— BEGIN —

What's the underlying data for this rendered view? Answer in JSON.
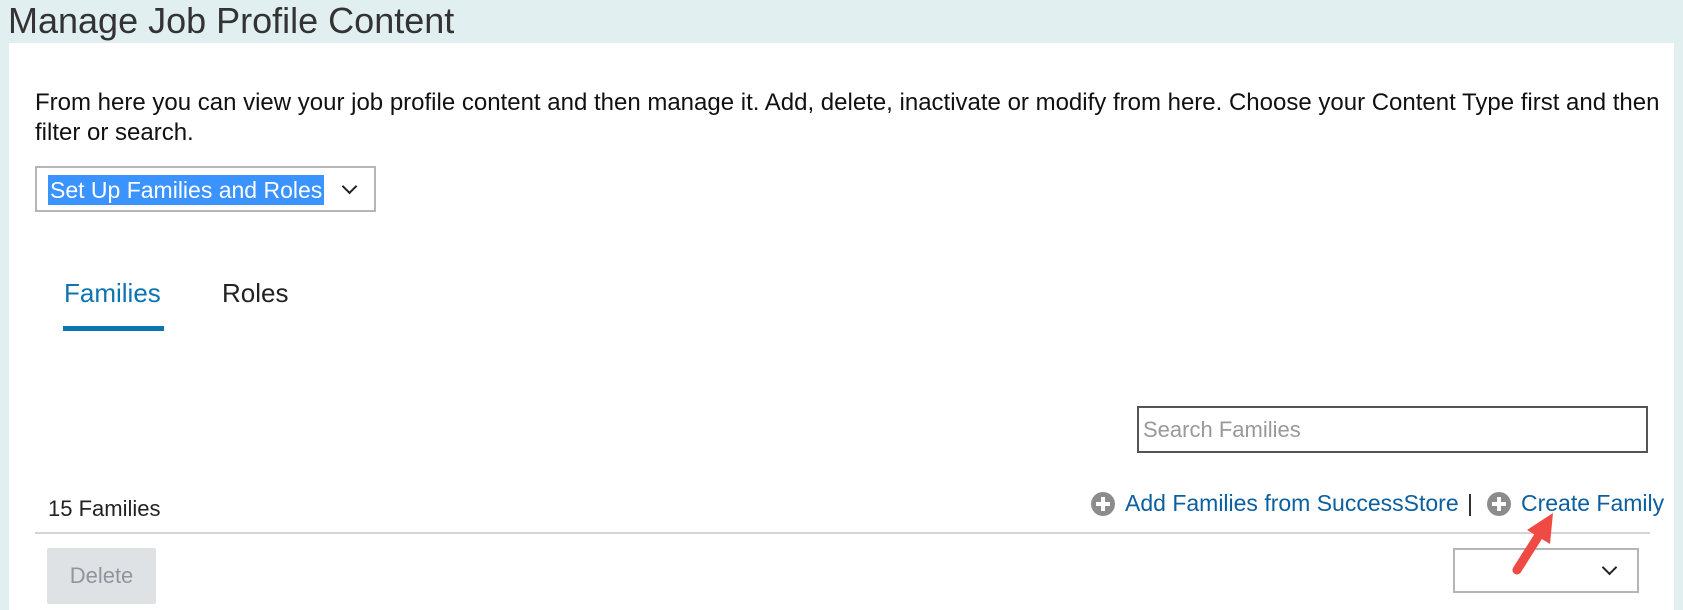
{
  "page": {
    "title": "Manage Job Profile Content",
    "intro": "From here you can view your job profile content and then manage it. Add, delete, inactivate or modify from here. Choose your Content Type first and then filter or search."
  },
  "content_type": {
    "selected": "Set Up Families and Roles"
  },
  "tabs": [
    {
      "label": "Families",
      "active": true
    },
    {
      "label": "Roles",
      "active": false
    }
  ],
  "search": {
    "placeholder": "Search Families",
    "value": ""
  },
  "list": {
    "count_label": "15 Families",
    "add_from_store_label": "Add Families from SuccessStore",
    "separator": "|",
    "create_label": "Create Family",
    "delete_label": "Delete",
    "sort_value": ""
  },
  "colors": {
    "accent": "#0b74b1",
    "link": "#0a5f9e",
    "background": "#e1eff1",
    "selection": "#3b93ff",
    "annotation_arrow": "#f04a44"
  },
  "icons": {
    "add": "plus-circle-icon",
    "dropdown": "chevron-down-icon",
    "annotation": "red-arrow-icon"
  }
}
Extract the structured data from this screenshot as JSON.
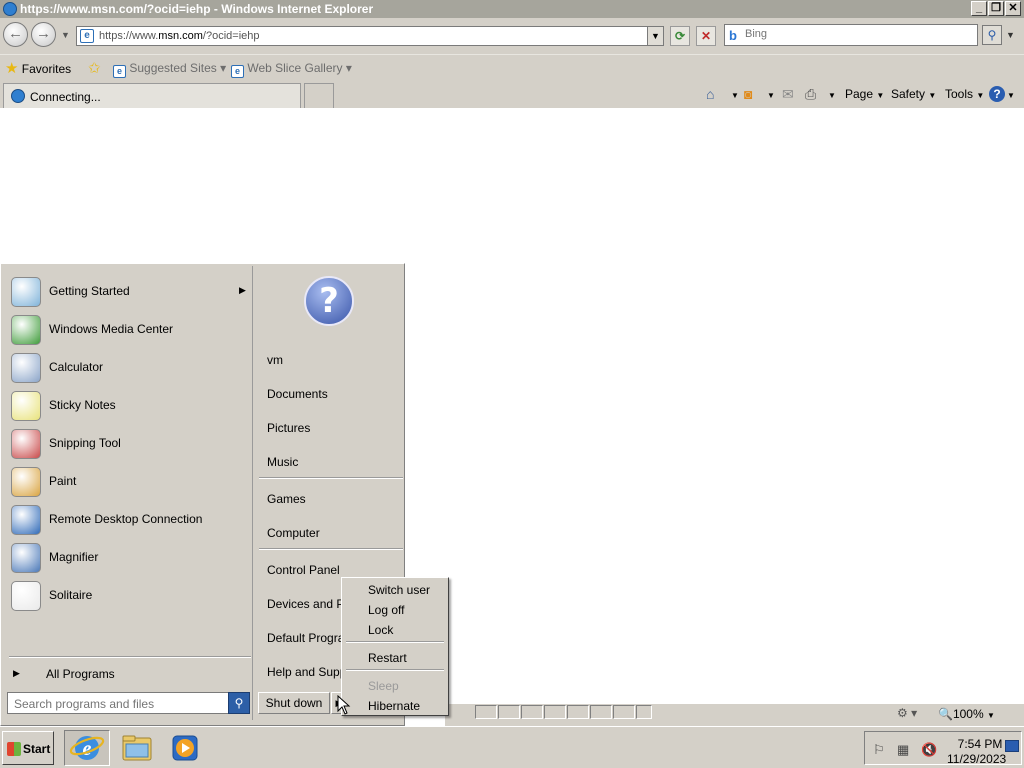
{
  "window": {
    "title": "https://www.msn.com/?ocid=iehp - Windows Internet Explorer",
    "min_label": "_",
    "restore_label": "❐",
    "close_label": "✕"
  },
  "nav": {
    "back_glyph": "←",
    "forward_glyph": "→",
    "address_prefix": "https://www.",
    "address_domain": "msn.com",
    "address_suffix": "/?ocid=iehp",
    "refresh_glyph": "⟳",
    "stop_glyph": "✕",
    "search_placeholder": "Bing",
    "search_logo": "b"
  },
  "favorites_bar": {
    "favorites_label": "Favorites",
    "items": [
      {
        "label": "Suggested Sites ▾"
      },
      {
        "label": "Web Slice Gallery ▾"
      }
    ]
  },
  "tabs": {
    "active_label": "Connecting..."
  },
  "command_bar": {
    "page_label": "Page",
    "safety_label": "Safety",
    "tools_label": "Tools",
    "help_glyph": "?"
  },
  "status_bar": {
    "zoom_label": "100%"
  },
  "start_menu": {
    "programs": [
      {
        "label": "Getting Started",
        "icon": "getting-started-icon",
        "color": "#7fb3d9",
        "has_submenu": true
      },
      {
        "label": "Windows Media Center",
        "icon": "windows-media-center-icon",
        "color": "#3f9c3a"
      },
      {
        "label": "Calculator",
        "icon": "calculator-icon",
        "color": "#8aa4c8"
      },
      {
        "label": "Sticky Notes",
        "icon": "sticky-notes-icon",
        "color": "#e8e27a"
      },
      {
        "label": "Snipping Tool",
        "icon": "snipping-tool-icon",
        "color": "#c94a4a"
      },
      {
        "label": "Paint",
        "icon": "paint-icon",
        "color": "#d9a441"
      },
      {
        "label": "Remote Desktop Connection",
        "icon": "remote-desktop-icon",
        "color": "#2f6ab8"
      },
      {
        "label": "Magnifier",
        "icon": "magnifier-icon",
        "color": "#4a78b8"
      },
      {
        "label": "Solitaire",
        "icon": "solitaire-icon",
        "color": "#e9e9e9"
      }
    ],
    "all_programs_label": "All Programs",
    "search_placeholder": "Search programs and files",
    "user_picture_glyph": "?",
    "places": [
      {
        "label": "vm"
      },
      {
        "label": "Documents"
      },
      {
        "label": "Pictures"
      },
      {
        "label": "Music"
      },
      {
        "label": "Games"
      },
      {
        "label": "Computer"
      },
      {
        "label": "Control Panel"
      },
      {
        "label": "Devices and Pri"
      },
      {
        "label": "Default Prograr"
      },
      {
        "label": "Help and Suppo"
      }
    ],
    "shutdown_label": "Shut down"
  },
  "shutdown_submenu": {
    "items": [
      {
        "label": "Switch user",
        "enabled": true
      },
      {
        "label": "Log off",
        "enabled": true
      },
      {
        "label": "Lock",
        "enabled": true
      },
      {
        "label": "Restart",
        "enabled": true
      },
      {
        "label": "Sleep",
        "enabled": false
      },
      {
        "label": "Hibernate",
        "enabled": true
      }
    ]
  },
  "taskbar": {
    "start_label": "Start",
    "apps": [
      {
        "name": "internet-explorer",
        "active": true
      },
      {
        "name": "windows-explorer",
        "active": false
      },
      {
        "name": "windows-media-player",
        "active": false
      }
    ],
    "clock_time": "7:54 PM",
    "clock_date": "11/29/2023"
  },
  "colors": {
    "chrome": "#d4d0c8",
    "titlebar": "#a6a59c",
    "accent": "#2d5fa7"
  }
}
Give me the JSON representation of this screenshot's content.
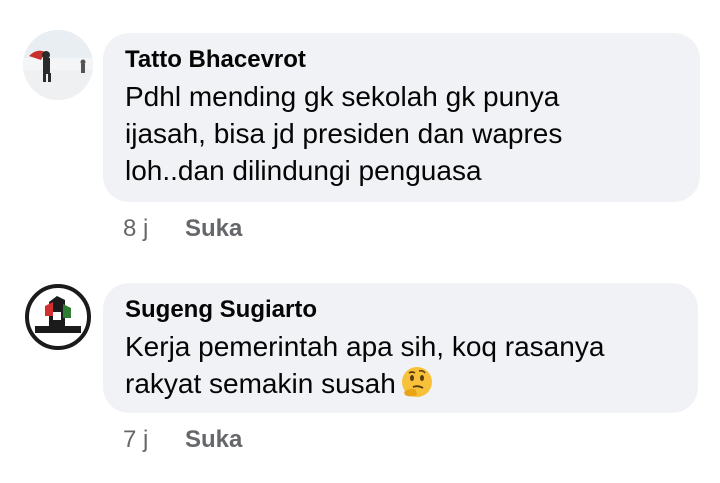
{
  "comments": [
    {
      "author": "Tatto Bhacevrot",
      "lines": [
        "Pdhl mending gk sekolah gk punya",
        "ijasah, bisa jd presiden dan wapres",
        "loh..dan dilindungi penguasa"
      ],
      "time": "8 j",
      "like_label": "Suka",
      "avatar_icon": "beach-photo-avatar"
    },
    {
      "author": "Sugeng Sugiarto",
      "lines": [
        "Kerja pemerintah apa sih, koq rasanya",
        "rakyat semakin susah"
      ],
      "emoji": "thinking-face-emoji",
      "time": "7 j",
      "like_label": "Suka",
      "avatar_icon": "free-palestine-badge-avatar",
      "avatar_caption": "FREE PALESTINE"
    }
  ],
  "colors": {
    "bubble": "#f0f2f5",
    "text": "#050505",
    "meta": "#65676b"
  }
}
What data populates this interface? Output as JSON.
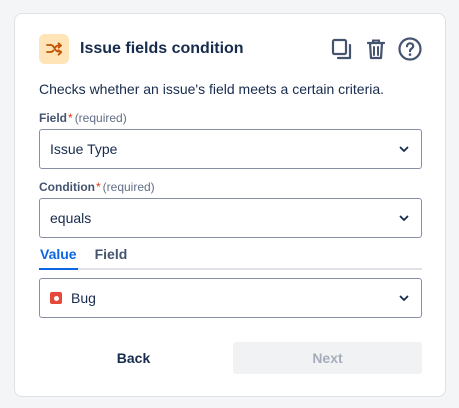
{
  "header": {
    "title": "Issue fields condition",
    "icon": "shuffle-icon",
    "actions": [
      "copy-icon",
      "trash-icon",
      "help-icon"
    ]
  },
  "description": "Checks whether an issue's field meets a certain criteria.",
  "field": {
    "label": "Field",
    "required_mark": "*",
    "required_text": "(required)",
    "value": "Issue Type"
  },
  "condition": {
    "label": "Condition",
    "required_mark": "*",
    "required_text": "(required)",
    "value": "equals"
  },
  "tabs": [
    {
      "label": "Value",
      "active": true
    },
    {
      "label": "Field",
      "active": false
    }
  ],
  "value_select": {
    "icon": "bug-icon",
    "value": "Bug"
  },
  "buttons": {
    "back": "Back",
    "next": "Next"
  },
  "colors": {
    "accent": "#0c66e4",
    "icon_bg": "#ffe4b8",
    "icon_fg": "#c25100",
    "bug": "#e5493a"
  }
}
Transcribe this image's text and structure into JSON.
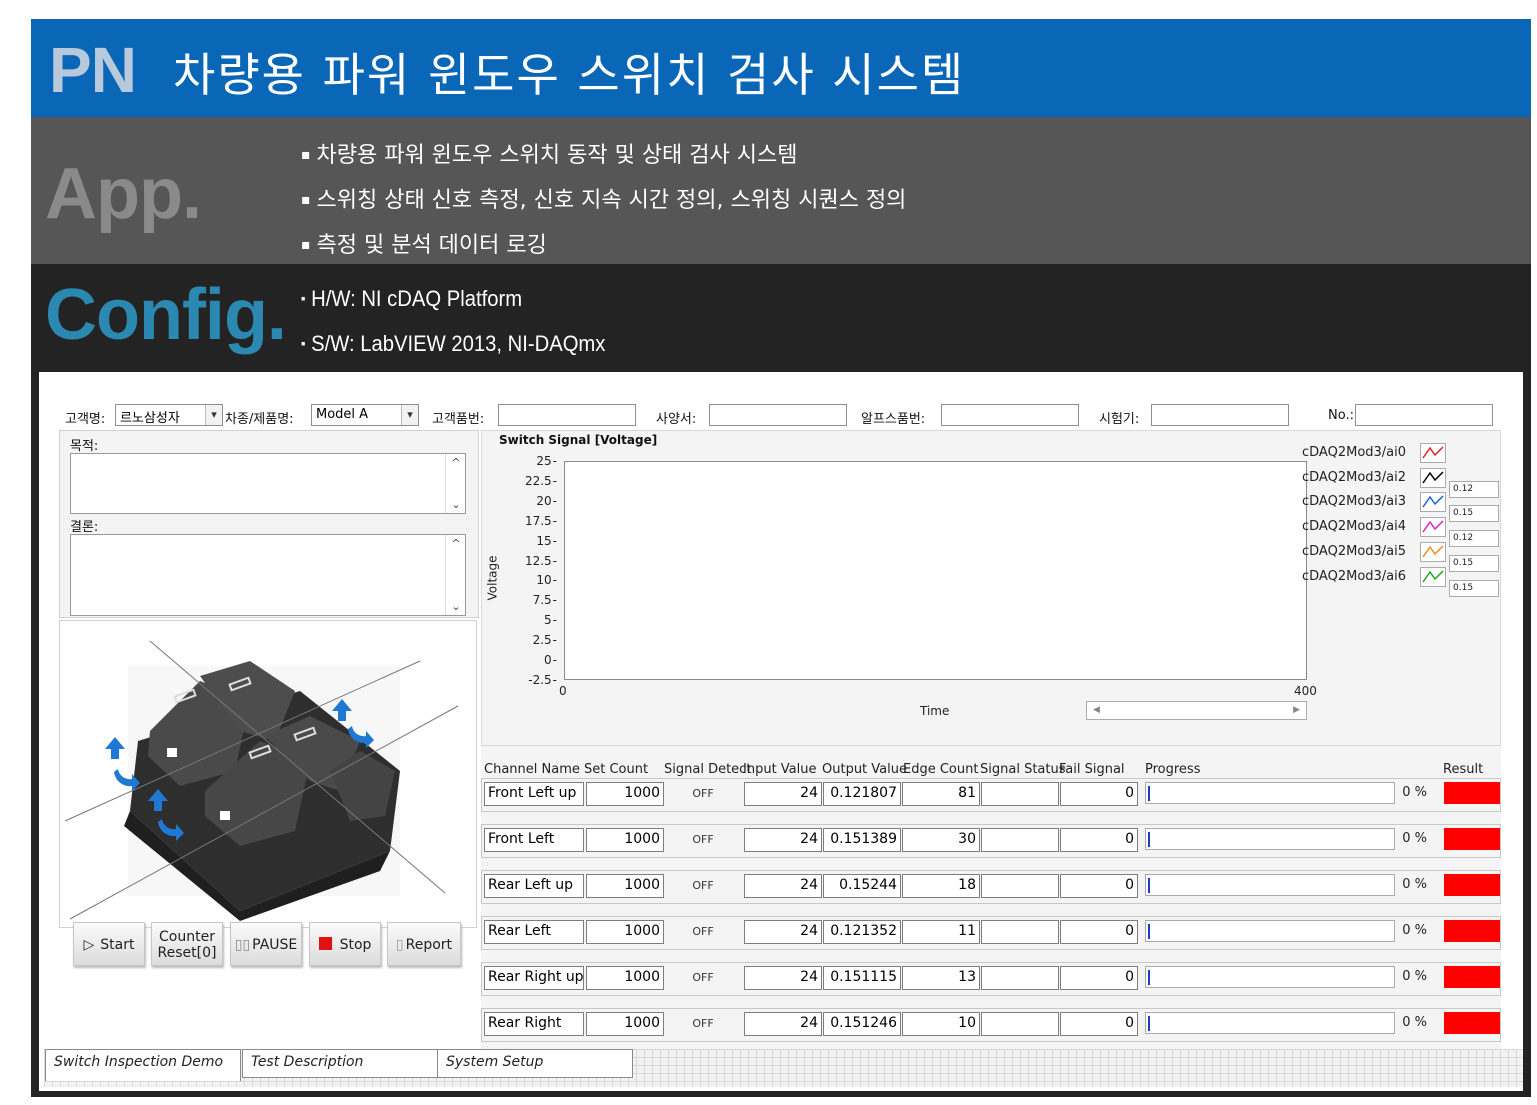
{
  "header": {
    "pn_label": "PN",
    "title": "차량용 파워 윈도우 스위치 검사 시스템",
    "colors": {
      "header_blue": "#0a67b8",
      "app_gray": "#565656",
      "config_dark": "#232323",
      "config_label": "#2a88b1"
    }
  },
  "app": {
    "label": "App.",
    "bullets": [
      "차량용 파워 윈도우 스위치 동작 및 상태 검사 시스템",
      "스위칭 상태 신호 측정, 신호 지속 시간 정의, 스위칭 시퀀스 정의",
      "측정 및 분석 데이터 로깅"
    ]
  },
  "config": {
    "label": "Config.",
    "bullets": [
      "H/W: NI cDAQ Platform",
      "S/W: LabVIEW 2013, NI-DAQmx"
    ]
  },
  "form": {
    "customer_label": "고객명:",
    "customer_value": "르노삼성자",
    "model_label": "차종/제품명:",
    "model_value": "Model A",
    "part_label": "고객품번:",
    "part_value": "",
    "spec_label": "사양서:",
    "spec_value": "",
    "alps_label": "알프스품번:",
    "alps_value": "",
    "tester_label": "시험기:",
    "tester_value": "",
    "no_label": "No.:",
    "no_value": "",
    "purpose_label": "목적:",
    "purpose_value": "",
    "conclusion_label": "결론:",
    "conclusion_value": ""
  },
  "chart": {
    "title": "Switch Signal [Voltage]",
    "xlabel": "Time",
    "ylabel": "Voltage",
    "x_ticks": [
      "0",
      "400"
    ],
    "y_ticks": [
      "25",
      "22.5",
      "20",
      "17.5",
      "15",
      "12.5",
      "10",
      "7.5",
      "5",
      "2.5",
      "0",
      "-2.5"
    ],
    "legend": [
      {
        "name": "cDAQ2Mod3/ai0",
        "color": "#e02020",
        "value": ""
      },
      {
        "name": "cDAQ2Mod3/ai2",
        "color": "#000000",
        "value": "0.12"
      },
      {
        "name": "cDAQ2Mod3/ai3",
        "color": "#1a5fd4",
        "value": "0.15"
      },
      {
        "name": "cDAQ2Mod3/ai4",
        "color": "#e020d0",
        "value": "0.12"
      },
      {
        "name": "cDAQ2Mod3/ai5",
        "color": "#f08a20",
        "value": "0.15"
      },
      {
        "name": "cDAQ2Mod3/ai6",
        "color": "#18a818",
        "value": "0.15"
      }
    ]
  },
  "chart_data": {
    "type": "line",
    "title": "Switch Signal [Voltage]",
    "xlabel": "Time",
    "ylabel": "Voltage",
    "xlim": [
      0,
      400
    ],
    "ylim": [
      -2.5,
      25
    ],
    "series": [
      {
        "name": "cDAQ2Mod3/ai0",
        "values": []
      },
      {
        "name": "cDAQ2Mod3/ai2",
        "values": []
      },
      {
        "name": "cDAQ2Mod3/ai3",
        "values": []
      },
      {
        "name": "cDAQ2Mod3/ai4",
        "values": []
      },
      {
        "name": "cDAQ2Mod3/ai5",
        "values": []
      },
      {
        "name": "cDAQ2Mod3/ai6",
        "values": []
      }
    ]
  },
  "table": {
    "headers": [
      "Channel Name",
      "Set Count",
      "Signal Detect",
      "Input Value",
      "Output Value",
      "Edge Count",
      "Signal Status",
      "Fail Signal",
      "Progress",
      "Result"
    ],
    "rows": [
      {
        "channel": "Front Left up",
        "set_count": "1000",
        "signal": "OFF",
        "input": "24",
        "output": "0.121807",
        "edge": "81",
        "status": "",
        "fail": "0",
        "progress": 0,
        "percent": "0 %"
      },
      {
        "channel": "Front Left",
        "set_count": "1000",
        "signal": "OFF",
        "input": "24",
        "output": "0.151389",
        "edge": "30",
        "status": "",
        "fail": "0",
        "progress": 0,
        "percent": "0 %"
      },
      {
        "channel": "Rear Left up",
        "set_count": "1000",
        "signal": "OFF",
        "input": "24",
        "output": "0.15244",
        "edge": "18",
        "status": "",
        "fail": "0",
        "progress": 0,
        "percent": "0 %"
      },
      {
        "channel": "Rear Left",
        "set_count": "1000",
        "signal": "OFF",
        "input": "24",
        "output": "0.121352",
        "edge": "11",
        "status": "",
        "fail": "0",
        "progress": 0,
        "percent": "0 %"
      },
      {
        "channel": "Rear Right up",
        "set_count": "1000",
        "signal": "OFF",
        "input": "24",
        "output": "0.151115",
        "edge": "13",
        "status": "",
        "fail": "0",
        "progress": 0,
        "percent": "0 %"
      },
      {
        "channel": "Rear Right",
        "set_count": "1000",
        "signal": "OFF",
        "input": "24",
        "output": "0.151246",
        "edge": "10",
        "status": "",
        "fail": "0",
        "progress": 0,
        "percent": "0 %"
      }
    ],
    "result_color": "#ff0000"
  },
  "buttons": {
    "start": "Start",
    "counter_line1": "Counter",
    "counter_line2": "Reset[0]",
    "pause": "PAUSE",
    "stop": "Stop",
    "report": "Report"
  },
  "tabs": [
    "Switch Inspection Demo",
    "Test Description",
    "System Setup"
  ]
}
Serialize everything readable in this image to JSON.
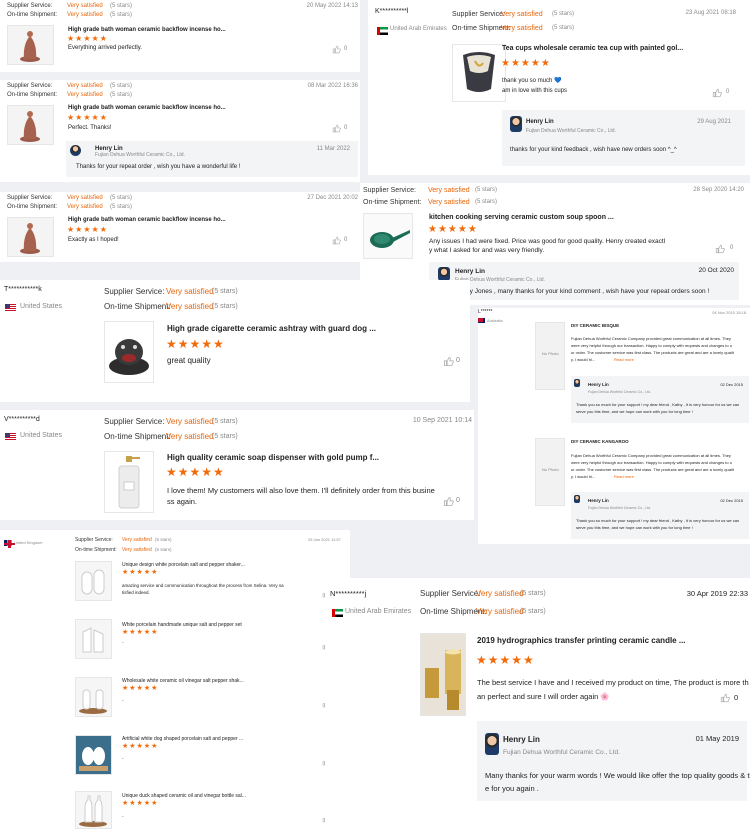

— END —

**EXERCISE**. Say how many lines in the records above hold "JSON", and give no other text.

**WORKED ANSWER**. 6